- **WRITTEN INSTRUCTION**:
Answer with a single number: how many lines in the listing below include "instructions"?

- **SUPPLIED RECORDS**:
---
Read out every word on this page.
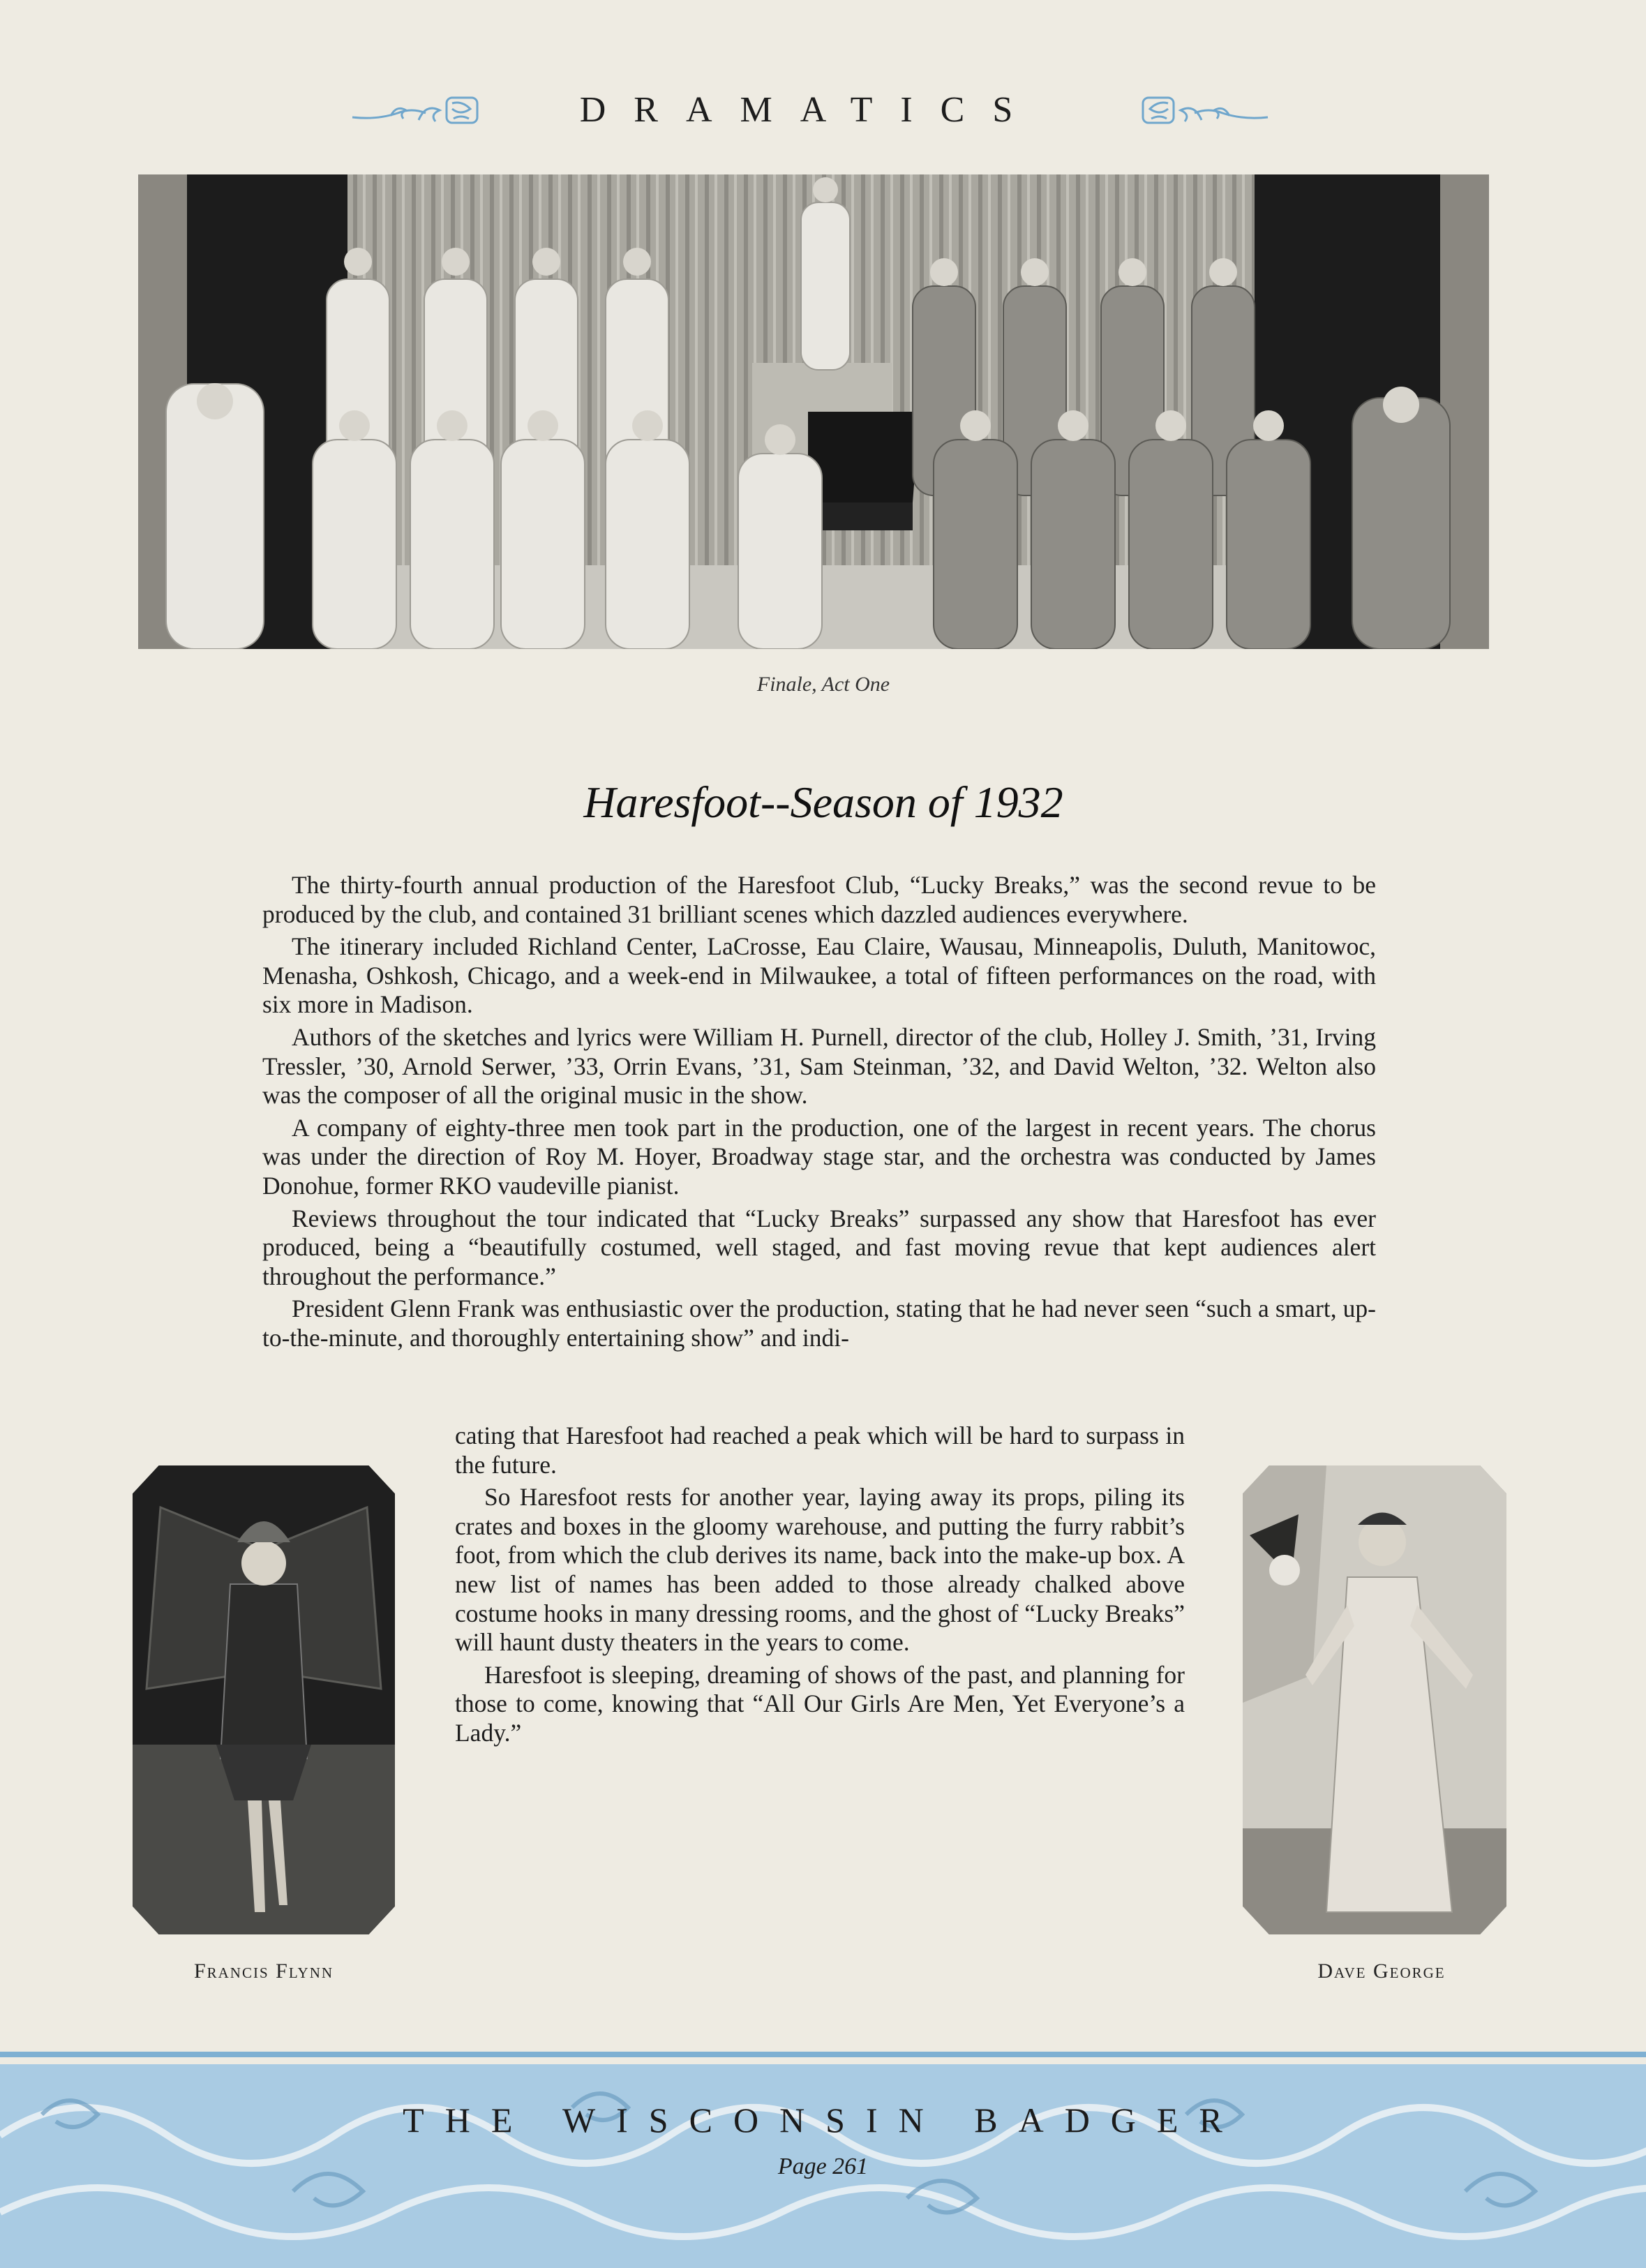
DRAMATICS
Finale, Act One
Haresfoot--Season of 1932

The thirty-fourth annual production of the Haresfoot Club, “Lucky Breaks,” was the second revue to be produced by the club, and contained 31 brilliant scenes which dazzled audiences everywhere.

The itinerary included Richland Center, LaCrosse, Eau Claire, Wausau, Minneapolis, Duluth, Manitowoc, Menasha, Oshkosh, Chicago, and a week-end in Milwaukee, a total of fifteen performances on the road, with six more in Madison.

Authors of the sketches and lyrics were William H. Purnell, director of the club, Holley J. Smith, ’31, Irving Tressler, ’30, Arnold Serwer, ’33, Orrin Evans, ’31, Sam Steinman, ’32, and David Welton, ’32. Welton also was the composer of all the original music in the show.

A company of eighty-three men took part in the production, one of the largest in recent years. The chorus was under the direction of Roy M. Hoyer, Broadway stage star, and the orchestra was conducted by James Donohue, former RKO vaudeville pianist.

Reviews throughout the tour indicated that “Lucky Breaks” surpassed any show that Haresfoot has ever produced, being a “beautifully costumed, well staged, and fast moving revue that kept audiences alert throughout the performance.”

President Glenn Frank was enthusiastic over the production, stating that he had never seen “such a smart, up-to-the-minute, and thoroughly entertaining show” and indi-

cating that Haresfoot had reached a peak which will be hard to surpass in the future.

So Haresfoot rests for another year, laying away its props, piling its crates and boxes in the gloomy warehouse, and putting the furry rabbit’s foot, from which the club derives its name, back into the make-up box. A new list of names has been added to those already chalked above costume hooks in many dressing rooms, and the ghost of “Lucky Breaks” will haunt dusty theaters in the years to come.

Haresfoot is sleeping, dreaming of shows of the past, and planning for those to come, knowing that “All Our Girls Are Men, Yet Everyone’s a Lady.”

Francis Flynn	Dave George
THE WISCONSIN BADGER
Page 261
---
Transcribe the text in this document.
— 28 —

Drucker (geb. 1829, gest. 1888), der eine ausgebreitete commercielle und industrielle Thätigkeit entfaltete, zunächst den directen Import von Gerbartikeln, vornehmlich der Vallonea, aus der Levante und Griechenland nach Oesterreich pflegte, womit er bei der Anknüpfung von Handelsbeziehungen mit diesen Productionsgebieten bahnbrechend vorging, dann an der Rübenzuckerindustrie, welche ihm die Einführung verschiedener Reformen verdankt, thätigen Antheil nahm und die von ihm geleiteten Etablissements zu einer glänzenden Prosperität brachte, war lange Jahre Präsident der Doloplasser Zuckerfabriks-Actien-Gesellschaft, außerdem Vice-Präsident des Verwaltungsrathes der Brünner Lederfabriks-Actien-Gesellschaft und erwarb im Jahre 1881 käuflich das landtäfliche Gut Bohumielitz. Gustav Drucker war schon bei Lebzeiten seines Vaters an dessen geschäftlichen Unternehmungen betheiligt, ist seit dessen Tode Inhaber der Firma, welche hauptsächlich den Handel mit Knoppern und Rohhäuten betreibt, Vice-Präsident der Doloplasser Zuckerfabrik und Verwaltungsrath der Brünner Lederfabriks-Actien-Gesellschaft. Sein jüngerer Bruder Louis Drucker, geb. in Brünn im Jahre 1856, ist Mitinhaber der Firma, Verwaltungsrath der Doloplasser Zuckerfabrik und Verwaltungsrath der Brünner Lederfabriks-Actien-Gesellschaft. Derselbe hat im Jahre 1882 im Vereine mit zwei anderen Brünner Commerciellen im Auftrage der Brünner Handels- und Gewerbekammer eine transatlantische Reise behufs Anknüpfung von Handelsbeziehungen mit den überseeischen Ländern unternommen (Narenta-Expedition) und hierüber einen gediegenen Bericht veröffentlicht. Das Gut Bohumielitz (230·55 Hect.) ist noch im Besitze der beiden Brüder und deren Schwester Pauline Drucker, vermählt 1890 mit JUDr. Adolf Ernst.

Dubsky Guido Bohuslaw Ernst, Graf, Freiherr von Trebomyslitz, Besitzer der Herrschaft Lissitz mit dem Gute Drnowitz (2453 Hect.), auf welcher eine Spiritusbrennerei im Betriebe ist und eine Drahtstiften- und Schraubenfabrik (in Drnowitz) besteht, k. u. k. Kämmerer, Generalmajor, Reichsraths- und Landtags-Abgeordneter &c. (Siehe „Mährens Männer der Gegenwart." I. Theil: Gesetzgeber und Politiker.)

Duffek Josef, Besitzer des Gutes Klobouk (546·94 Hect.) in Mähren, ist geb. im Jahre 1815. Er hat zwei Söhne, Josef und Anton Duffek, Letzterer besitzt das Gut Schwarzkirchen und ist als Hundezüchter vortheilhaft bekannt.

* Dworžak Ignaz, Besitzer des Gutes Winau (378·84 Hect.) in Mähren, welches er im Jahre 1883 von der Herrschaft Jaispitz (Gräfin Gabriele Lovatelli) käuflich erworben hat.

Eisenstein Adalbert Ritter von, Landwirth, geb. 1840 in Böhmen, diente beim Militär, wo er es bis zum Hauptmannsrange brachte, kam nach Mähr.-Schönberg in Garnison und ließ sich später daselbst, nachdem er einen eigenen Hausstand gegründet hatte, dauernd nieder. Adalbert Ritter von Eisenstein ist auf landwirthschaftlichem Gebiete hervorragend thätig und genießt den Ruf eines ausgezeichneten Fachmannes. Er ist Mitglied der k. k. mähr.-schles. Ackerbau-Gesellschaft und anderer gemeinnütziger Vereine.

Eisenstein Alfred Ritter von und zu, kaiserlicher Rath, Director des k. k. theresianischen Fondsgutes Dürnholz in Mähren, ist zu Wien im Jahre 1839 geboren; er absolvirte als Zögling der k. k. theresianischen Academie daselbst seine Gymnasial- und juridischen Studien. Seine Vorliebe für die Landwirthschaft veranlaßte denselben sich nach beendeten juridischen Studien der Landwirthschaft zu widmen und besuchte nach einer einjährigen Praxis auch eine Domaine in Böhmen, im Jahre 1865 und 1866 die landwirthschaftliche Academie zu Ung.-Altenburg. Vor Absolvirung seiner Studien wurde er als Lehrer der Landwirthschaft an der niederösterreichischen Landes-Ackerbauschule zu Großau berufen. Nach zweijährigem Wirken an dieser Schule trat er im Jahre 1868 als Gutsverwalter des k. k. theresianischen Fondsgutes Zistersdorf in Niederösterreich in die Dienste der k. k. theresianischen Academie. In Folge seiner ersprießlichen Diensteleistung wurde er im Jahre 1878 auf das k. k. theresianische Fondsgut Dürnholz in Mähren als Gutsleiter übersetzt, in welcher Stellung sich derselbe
---
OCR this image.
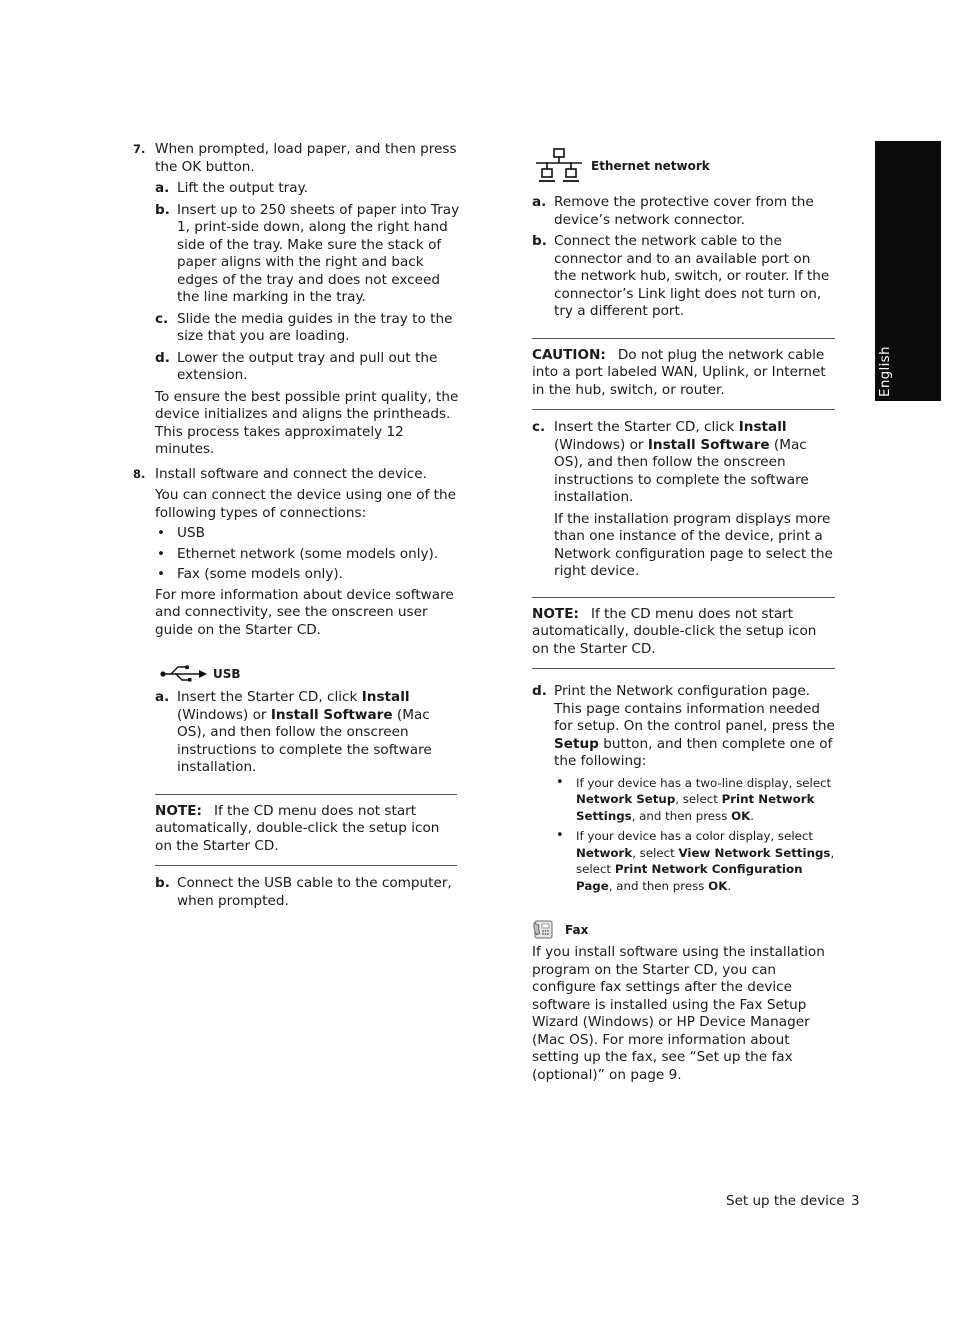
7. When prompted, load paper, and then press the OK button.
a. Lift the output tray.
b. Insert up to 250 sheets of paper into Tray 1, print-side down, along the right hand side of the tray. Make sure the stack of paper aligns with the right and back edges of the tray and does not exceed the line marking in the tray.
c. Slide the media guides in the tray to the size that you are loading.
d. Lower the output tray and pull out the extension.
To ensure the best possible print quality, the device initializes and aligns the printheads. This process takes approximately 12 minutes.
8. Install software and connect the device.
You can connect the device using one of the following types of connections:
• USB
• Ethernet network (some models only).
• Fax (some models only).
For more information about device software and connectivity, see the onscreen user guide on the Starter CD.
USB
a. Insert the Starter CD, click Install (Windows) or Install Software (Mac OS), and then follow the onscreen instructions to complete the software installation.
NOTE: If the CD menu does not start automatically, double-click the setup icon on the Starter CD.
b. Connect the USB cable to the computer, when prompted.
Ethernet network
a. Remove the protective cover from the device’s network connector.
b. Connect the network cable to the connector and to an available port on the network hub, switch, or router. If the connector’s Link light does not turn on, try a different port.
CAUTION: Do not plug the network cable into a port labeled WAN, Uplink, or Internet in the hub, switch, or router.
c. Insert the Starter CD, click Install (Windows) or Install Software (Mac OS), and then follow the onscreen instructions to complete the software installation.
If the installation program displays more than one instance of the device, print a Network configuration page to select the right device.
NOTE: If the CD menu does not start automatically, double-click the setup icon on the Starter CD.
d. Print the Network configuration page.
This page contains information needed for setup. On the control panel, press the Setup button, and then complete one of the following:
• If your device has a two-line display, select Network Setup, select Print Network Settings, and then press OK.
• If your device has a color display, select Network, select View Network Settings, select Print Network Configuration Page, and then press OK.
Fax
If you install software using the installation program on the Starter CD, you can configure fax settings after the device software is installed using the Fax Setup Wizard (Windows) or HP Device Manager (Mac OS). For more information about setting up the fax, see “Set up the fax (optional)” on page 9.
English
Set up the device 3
---
- **REPLY**:
2